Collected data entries
::::::::

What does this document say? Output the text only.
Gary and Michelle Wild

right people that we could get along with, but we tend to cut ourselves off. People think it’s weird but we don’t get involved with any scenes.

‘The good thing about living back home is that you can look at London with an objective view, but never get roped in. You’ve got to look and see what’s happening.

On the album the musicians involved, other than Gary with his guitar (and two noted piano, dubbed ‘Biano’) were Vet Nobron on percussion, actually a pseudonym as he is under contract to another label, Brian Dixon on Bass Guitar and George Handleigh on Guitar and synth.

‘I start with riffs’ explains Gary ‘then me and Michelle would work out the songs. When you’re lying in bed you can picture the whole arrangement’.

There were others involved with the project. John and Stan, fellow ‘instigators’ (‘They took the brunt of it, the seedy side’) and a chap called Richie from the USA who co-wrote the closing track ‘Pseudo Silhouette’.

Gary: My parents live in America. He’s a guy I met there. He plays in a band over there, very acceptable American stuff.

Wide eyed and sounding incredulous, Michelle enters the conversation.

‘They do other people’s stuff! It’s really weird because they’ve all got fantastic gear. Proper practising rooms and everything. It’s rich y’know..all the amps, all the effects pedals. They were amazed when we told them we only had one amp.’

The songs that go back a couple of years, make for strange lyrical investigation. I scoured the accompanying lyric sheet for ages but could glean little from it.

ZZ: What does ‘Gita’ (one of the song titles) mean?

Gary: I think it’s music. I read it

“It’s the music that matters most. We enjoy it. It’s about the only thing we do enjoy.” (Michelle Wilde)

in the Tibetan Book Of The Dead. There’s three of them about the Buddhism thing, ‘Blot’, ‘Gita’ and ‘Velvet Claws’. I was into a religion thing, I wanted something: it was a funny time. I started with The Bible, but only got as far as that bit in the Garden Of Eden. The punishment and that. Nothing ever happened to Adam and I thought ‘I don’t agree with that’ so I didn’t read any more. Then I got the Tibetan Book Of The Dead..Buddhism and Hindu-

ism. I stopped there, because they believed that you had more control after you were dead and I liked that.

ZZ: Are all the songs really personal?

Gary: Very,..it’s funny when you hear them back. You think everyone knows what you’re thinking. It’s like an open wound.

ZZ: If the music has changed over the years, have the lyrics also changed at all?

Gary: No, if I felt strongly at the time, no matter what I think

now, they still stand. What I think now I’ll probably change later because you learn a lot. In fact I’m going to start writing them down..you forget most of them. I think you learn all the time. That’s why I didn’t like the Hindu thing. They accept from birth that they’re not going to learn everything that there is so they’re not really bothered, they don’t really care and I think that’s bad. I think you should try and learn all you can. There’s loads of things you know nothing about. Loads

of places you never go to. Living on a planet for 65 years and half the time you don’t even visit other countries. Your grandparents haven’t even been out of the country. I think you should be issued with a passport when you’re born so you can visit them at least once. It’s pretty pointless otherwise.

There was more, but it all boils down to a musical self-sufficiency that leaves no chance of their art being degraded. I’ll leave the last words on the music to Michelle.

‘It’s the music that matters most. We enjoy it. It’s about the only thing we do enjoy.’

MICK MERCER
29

::::::::

[Instruction] Copy out every line of the material above that mentions the word "does".

[Finished exercise]
What does this document say? Output the text only.
ZZ: What does ‘Gita’ (one of the song titles) mean?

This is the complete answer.